AIM => Give the material again in full, matching it exactly.
[Begin SUPPLIED DATA]
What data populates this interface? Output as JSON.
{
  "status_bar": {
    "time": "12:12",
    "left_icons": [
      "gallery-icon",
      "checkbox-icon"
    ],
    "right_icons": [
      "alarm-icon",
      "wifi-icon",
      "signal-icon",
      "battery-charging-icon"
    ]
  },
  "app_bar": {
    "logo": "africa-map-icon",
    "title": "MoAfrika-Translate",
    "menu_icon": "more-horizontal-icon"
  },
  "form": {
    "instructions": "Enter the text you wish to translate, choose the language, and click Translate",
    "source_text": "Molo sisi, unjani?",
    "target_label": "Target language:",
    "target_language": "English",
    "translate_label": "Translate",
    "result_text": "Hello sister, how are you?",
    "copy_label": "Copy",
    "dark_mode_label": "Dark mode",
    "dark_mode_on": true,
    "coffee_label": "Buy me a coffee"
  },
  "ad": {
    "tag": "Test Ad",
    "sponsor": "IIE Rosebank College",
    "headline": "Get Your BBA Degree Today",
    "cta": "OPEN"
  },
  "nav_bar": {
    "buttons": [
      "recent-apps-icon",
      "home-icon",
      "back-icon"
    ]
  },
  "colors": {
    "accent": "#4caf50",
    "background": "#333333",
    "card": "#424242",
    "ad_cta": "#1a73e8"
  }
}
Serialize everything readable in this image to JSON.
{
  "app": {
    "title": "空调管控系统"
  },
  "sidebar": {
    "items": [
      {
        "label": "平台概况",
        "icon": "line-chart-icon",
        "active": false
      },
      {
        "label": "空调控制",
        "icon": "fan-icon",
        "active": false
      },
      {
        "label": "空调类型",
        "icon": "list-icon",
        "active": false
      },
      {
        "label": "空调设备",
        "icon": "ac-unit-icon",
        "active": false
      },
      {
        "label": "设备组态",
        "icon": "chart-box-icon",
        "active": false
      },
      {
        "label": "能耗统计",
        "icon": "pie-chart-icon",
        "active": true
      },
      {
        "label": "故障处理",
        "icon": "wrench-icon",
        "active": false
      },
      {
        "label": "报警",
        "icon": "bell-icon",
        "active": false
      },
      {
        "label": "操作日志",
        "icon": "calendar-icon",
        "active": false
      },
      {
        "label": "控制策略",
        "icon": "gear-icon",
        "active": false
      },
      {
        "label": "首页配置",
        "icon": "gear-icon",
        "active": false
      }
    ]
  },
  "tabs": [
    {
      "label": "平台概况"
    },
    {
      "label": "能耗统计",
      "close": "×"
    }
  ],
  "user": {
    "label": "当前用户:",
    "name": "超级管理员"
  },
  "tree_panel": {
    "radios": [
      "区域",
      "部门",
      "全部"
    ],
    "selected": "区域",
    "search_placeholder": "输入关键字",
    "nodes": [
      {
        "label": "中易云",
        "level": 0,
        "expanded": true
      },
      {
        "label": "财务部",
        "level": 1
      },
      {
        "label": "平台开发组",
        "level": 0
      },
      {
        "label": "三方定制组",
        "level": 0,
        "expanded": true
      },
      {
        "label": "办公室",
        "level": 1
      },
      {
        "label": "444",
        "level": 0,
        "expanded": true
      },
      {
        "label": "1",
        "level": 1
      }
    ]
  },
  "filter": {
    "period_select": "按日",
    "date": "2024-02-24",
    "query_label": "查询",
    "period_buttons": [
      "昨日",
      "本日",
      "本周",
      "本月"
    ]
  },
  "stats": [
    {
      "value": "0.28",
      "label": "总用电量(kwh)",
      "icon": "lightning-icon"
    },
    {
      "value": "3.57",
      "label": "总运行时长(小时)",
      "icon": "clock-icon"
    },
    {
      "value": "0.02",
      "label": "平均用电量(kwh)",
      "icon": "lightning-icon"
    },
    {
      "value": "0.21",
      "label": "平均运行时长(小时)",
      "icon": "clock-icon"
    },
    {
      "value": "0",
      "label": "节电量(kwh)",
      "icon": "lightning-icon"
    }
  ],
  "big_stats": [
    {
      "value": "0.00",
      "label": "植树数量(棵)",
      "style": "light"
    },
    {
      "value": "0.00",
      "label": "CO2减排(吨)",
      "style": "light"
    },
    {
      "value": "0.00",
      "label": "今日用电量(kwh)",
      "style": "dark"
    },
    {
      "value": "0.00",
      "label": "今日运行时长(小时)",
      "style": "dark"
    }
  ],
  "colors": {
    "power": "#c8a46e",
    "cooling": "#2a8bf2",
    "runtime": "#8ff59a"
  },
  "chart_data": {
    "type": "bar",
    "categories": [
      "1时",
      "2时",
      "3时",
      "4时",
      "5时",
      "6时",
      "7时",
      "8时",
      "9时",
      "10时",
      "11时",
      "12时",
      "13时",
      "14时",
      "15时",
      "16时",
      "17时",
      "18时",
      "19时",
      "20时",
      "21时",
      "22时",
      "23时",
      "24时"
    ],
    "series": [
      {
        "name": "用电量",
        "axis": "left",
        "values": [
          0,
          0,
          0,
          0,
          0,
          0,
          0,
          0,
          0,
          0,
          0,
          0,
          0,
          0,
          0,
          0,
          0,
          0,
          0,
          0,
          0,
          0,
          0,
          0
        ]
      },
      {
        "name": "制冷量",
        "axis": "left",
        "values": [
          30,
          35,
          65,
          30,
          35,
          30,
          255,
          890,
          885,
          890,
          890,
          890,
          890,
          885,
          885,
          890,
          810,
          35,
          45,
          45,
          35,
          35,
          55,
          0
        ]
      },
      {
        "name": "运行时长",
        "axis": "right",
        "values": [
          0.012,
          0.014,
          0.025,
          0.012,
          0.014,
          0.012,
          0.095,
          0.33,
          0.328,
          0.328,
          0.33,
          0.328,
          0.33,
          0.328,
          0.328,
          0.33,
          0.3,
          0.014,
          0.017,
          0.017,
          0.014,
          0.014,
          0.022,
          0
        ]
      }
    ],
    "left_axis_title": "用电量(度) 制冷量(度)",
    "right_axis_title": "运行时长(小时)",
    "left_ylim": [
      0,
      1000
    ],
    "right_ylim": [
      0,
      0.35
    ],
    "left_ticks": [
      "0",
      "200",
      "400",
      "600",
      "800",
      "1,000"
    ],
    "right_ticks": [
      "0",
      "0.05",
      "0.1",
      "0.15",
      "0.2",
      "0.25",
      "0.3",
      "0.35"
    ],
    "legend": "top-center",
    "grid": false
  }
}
[End SUPPLIED DATA]
RESULT OF THE TASK =>
What data populates this interface? Output as JSON.
{
  "status_bar": {
    "time": "12:12",
    "left_icons": [
      "gallery-icon",
      "checkbox-icon"
    ],
    "right_icons": [
      "alarm-icon",
      "wifi-icon",
      "signal-icon",
      "battery-charging-icon"
    ]
  },
  "app_bar": {
    "logo": "africa-map-icon",
    "title": "MoAfrika-Translate",
    "menu_icon": "more-horizontal-icon"
  },
  "form": {
    "instructions": "Enter the text you wish to translate, choose the language, and click Translate",
    "source_text": "Molo sisi, unjani?",
    "target_label": "Target language:",
    "target_language": "English",
    "translate_label": "Translate",
    "result_text": "Hello sister, how are you?",
    "copy_label": "Copy",
    "dark_mode_label": "Dark mode",
    "dark_mode_on": true,
    "coffee_label": "Buy me a coffee"
  },
  "ad": {
    "tag": "Test Ad",
    "sponsor": "IIE Rosebank College",
    "headline": "Get Your BBA Degree Today",
    "cta": "OPEN"
  },
  "nav_bar": {
    "buttons": [
      "recent-apps-icon",
      "home-icon",
      "back-icon"
    ]
  },
  "colors": {
    "accent": "#4caf50",
    "background": "#333333",
    "card": "#424242",
    "ad_cta": "#1a73e8"
  }
}
Serialize everything readable in this image to JSON.
{
  "app": {
    "title": "空调管控系统"
  },
  "sidebar": {
    "items": [
      {
        "label": "平台概况",
        "icon": "line-chart-icon",
        "active": false
      },
      {
        "label": "空调控制",
        "icon": "fan-icon",
        "active": false
      },
      {
        "label": "空调类型",
        "icon": "list-icon",
        "active": false
      },
      {
        "label": "空调设备",
        "icon": "ac-unit-icon",
        "active": false
      },
      {
        "label": "设备组态",
        "icon": "chart-box-icon",
        "active": false
      },
      {
        "label": "能耗统计",
        "icon": "pie-chart-icon",
        "active": true
      },
      {
        "label": "故障处理",
        "icon": "wrench-icon",
        "active": false
      },
      {
        "label": "报警",
        "icon": "bell-icon",
        "active": false
      },
      {
        "label": "操作日志",
        "icon": "calendar-icon",
        "active": false
      },
      {
        "label": "控制策略",
        "icon": "gear-icon",
        "active": false
      },
      {
        "label": "首页配置",
        "icon": "gear-icon",
        "active": false
      }
    ]
  },
  "tabs": [
    {
      "label": "平台概况"
    },
    {
      "label": "能耗统计",
      "close": "×"
    }
  ],
  "user": {
    "label": "当前用户:",
    "name": "超级管理员"
  },
  "tree_panel": {
    "radios": [
      "区域",
      "部门",
      "全部"
    ],
    "selected": "区域",
    "search_placeholder": "输入关键字",
    "nodes": [
      {
        "label": "中易云",
        "level": 0,
        "expanded": true
      },
      {
        "label": "财务部",
        "level": 1
      },
      {
        "label": "平台开发组",
        "level": 0
      },
      {
        "label": "三方定制组",
        "level": 0,
        "expanded": true
      },
      {
        "label": "办公室",
        "level": 1
      },
      {
        "label": "444",
        "level": 0,
        "expanded": true
      },
      {
        "label": "1",
        "level": 1
      }
    ]
  },
  "filter": {
    "period_select": "按日",
    "date": "2024-02-24",
    "query_label": "查询",
    "period_buttons": [
      "昨日",
      "本日",
      "本周",
      "本月"
    ]
  },
  "stats": [
    {
      "value": "0.28",
      "label": "总用电量(kwh)",
      "icon": "lightning-icon"
    },
    {
      "value": "3.57",
      "label": "总运行时长(小时)",
      "icon": "clock-icon"
    },
    {
      "value": "0.02",
      "label": "平均用电量(kwh)",
      "icon": "lightning-icon"
    },
    {
      "value": "0.21",
      "label": "平均运行时长(小时)",
      "icon": "clock-icon"
    },
    {
      "value": "0",
      "label": "节电量(kwh)",
      "icon": "lightning-icon"
    }
  ],
  "big_stats": [
    {
      "value": "0.00",
      "label": "植树数量(棵)",
      "style": "light"
    },
    {
      "value": "0.00",
      "label": "CO2减排(吨)",
      "style": "light"
    },
    {
      "value": "0.00",
      "label": "今日用电量(kwh)",
      "style": "dark"
    },
    {
      "value": "0.00",
      "label": "今日运行时长(小时)",
      "style": "dark"
    }
  ],
  "colors": {
    "power": "#c8a46e",
    "cooling": "#2a8bf2",
    "runtime": "#8ff59a"
  },
  "chart_data": {
    "type": "bar",
    "categories": [
      "1时",
      "2时",
      "3时",
      "4时",
      "5时",
      "6时",
      "7时",
      "8时",
      "9时",
      "10时",
      "11时",
      "12时",
      "13时",
      "14时",
      "15时",
      "16时",
      "17时",
      "18时",
      "19时",
      "20时",
      "21时",
      "22时",
      "23时",
      "24时"
    ],
    "series": [
      {
        "name": "用电量",
        "axis": "left",
        "values": [
          0,
          0,
          0,
          0,
          0,
          0,
          0,
          0,
          0,
          0,
          0,
          0,
          0,
          0,
          0,
          0,
          0,
          0,
          0,
          0,
          0,
          0,
          0,
          0
        ]
      },
      {
        "name": "制冷量",
        "axis": "left",
        "values": [
          30,
          35,
          65,
          30,
          35,
          30,
          255,
          890,
          885,
          890,
          890,
          890,
          890,
          885,
          885,
          890,
          810,
          35,
          45,
          45,
          35,
          35,
          55,
          0
        ]
      },
      {
        "name": "运行时长",
        "axis": "right",
        "values": [
          0.012,
          0.014,
          0.025,
          0.012,
          0.014,
          0.012,
          0.095,
          0.33,
          0.328,
          0.328,
          0.33,
          0.328,
          0.33,
          0.328,
          0.328,
          0.33,
          0.3,
          0.014,
          0.017,
          0.017,
          0.014,
          0.014,
          0.022,
          0
        ]
      }
    ],
    "left_axis_title": "用电量(度) 制冷量(度)",
    "right_axis_title": "运行时长(小时)",
    "left_ylim": [
      0,
      1000
    ],
    "right_ylim": [
      0,
      0.35
    ],
    "left_ticks": [
      "0",
      "200",
      "400",
      "600",
      "800",
      "1,000"
    ],
    "right_ticks": [
      "0",
      "0.05",
      "0.1",
      "0.15",
      "0.2",
      "0.25",
      "0.3",
      "0.35"
    ],
    "legend": "top-center",
    "grid": false
  }
}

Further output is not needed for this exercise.